=== GIVEN TASK ===
In the data below, find every line with the string "опасности" and pull it out.

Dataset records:
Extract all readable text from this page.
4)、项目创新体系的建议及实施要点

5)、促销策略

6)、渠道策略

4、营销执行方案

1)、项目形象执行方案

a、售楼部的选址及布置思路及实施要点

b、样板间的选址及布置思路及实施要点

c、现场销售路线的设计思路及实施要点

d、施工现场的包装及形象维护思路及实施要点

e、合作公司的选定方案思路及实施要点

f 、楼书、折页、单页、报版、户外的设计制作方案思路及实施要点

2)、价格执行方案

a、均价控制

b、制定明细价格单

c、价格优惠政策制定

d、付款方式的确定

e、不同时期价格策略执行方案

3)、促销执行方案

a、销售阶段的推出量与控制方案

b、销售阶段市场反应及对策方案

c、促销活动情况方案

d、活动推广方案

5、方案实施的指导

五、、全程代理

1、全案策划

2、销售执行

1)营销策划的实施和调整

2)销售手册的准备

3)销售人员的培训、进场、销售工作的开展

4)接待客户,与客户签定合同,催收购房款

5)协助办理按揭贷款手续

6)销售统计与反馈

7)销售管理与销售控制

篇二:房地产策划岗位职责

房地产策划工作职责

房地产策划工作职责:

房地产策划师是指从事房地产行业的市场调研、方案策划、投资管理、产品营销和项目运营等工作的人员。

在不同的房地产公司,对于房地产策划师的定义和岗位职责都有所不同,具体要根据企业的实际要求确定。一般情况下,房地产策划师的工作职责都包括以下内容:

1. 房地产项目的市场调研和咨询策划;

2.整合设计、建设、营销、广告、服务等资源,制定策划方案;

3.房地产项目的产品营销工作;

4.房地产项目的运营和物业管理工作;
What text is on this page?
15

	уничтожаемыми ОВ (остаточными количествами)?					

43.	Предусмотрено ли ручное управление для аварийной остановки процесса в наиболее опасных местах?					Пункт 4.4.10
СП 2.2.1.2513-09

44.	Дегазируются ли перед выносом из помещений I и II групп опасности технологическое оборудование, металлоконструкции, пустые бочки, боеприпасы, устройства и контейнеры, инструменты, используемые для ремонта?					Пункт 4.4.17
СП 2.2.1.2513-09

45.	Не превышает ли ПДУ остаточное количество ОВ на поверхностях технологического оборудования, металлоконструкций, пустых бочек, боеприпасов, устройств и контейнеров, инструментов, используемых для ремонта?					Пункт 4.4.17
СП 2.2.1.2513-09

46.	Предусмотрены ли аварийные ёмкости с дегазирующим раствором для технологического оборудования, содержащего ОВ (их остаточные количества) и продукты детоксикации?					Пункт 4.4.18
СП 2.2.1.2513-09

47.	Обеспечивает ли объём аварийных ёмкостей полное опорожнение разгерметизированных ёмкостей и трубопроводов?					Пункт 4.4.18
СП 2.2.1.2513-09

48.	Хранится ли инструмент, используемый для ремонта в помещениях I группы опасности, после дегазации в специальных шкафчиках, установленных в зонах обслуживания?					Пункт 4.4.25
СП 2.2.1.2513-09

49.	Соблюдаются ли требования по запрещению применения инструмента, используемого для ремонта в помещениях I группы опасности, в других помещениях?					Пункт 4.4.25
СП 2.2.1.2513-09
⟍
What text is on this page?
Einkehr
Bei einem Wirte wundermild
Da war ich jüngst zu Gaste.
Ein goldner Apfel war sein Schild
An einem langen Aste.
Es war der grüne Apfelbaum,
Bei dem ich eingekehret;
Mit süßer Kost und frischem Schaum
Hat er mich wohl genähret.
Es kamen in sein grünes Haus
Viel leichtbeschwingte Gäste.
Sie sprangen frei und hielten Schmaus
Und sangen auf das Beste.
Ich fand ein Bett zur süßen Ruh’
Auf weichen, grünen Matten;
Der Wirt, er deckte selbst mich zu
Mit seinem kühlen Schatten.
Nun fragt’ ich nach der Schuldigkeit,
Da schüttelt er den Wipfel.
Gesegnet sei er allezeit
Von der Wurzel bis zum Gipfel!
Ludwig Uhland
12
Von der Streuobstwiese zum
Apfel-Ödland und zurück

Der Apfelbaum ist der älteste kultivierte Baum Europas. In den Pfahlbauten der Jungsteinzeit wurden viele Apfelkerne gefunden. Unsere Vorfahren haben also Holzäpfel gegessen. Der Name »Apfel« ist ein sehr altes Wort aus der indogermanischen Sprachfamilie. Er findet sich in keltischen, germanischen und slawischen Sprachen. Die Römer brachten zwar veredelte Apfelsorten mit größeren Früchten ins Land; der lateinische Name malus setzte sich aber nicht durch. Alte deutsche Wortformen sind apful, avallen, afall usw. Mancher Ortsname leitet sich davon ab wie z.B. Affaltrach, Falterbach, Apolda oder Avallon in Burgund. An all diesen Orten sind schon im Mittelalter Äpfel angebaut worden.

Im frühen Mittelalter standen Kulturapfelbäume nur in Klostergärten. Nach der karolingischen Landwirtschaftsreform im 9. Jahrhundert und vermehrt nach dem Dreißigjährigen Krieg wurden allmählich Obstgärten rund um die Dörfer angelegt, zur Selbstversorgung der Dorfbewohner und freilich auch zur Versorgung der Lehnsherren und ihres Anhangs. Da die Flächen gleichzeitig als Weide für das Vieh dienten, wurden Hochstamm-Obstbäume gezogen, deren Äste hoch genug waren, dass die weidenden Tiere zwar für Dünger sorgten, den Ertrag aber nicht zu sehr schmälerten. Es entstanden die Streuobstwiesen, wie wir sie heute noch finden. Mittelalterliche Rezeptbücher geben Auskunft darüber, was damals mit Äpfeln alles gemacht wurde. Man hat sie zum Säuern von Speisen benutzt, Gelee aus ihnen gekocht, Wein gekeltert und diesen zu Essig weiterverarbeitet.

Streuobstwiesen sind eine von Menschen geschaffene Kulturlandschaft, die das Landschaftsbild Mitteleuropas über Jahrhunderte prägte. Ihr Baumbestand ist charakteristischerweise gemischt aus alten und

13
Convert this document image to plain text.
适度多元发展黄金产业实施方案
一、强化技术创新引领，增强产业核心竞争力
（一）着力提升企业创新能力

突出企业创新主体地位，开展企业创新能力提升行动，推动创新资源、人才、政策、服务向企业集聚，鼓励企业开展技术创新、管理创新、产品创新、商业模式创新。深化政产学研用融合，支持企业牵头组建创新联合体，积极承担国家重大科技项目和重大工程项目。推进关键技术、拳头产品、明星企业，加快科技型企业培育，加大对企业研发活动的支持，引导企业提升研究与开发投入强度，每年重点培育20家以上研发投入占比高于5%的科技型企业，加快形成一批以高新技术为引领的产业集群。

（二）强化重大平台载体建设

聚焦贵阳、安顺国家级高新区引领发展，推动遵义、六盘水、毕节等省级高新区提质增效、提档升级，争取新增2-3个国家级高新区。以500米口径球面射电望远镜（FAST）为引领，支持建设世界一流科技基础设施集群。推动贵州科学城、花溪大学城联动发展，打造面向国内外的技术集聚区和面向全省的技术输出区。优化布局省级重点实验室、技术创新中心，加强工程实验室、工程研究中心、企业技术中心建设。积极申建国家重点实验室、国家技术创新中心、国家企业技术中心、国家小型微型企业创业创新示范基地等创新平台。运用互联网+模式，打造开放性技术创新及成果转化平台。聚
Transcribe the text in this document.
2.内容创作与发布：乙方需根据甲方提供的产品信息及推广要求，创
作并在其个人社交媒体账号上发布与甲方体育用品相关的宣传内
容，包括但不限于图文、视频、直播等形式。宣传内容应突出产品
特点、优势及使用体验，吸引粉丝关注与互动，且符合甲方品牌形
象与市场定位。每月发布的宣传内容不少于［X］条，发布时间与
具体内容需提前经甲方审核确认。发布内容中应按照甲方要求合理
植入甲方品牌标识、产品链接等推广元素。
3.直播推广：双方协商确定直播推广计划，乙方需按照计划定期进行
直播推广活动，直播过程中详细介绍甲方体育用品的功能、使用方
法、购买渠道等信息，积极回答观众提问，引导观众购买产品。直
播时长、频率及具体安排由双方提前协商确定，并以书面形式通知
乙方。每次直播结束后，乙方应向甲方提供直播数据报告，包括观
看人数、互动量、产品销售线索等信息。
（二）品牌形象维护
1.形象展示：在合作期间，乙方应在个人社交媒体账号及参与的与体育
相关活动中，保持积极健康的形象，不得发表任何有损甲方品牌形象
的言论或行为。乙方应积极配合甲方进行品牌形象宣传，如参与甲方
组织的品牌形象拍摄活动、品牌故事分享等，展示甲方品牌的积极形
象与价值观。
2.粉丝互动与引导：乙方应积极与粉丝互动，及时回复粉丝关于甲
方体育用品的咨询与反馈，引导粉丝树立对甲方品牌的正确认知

=== EXPECTED ANSWER ===
44.	Дегазируются ли перед выносом из помещений I и II групп опасности технологическое оборудование, металлоконструкции, пустые бочки, боеприпасы, устройства и контейнеры, инструменты, используемые для ремонта?					Пункт 4.4.17
48.	Хранится ли инструмент, используемый для ремонта в помещениях I группы опасности, после дегазации в специальных шкафчиках, установленных в зонах обслуживания?					Пункт 4.4.25
49.	Соблюдаются ли требования по запрещению применения инструмента, используемого для ремонта в помещениях I группы опасности, в других помещениях?					Пункт 4.4.25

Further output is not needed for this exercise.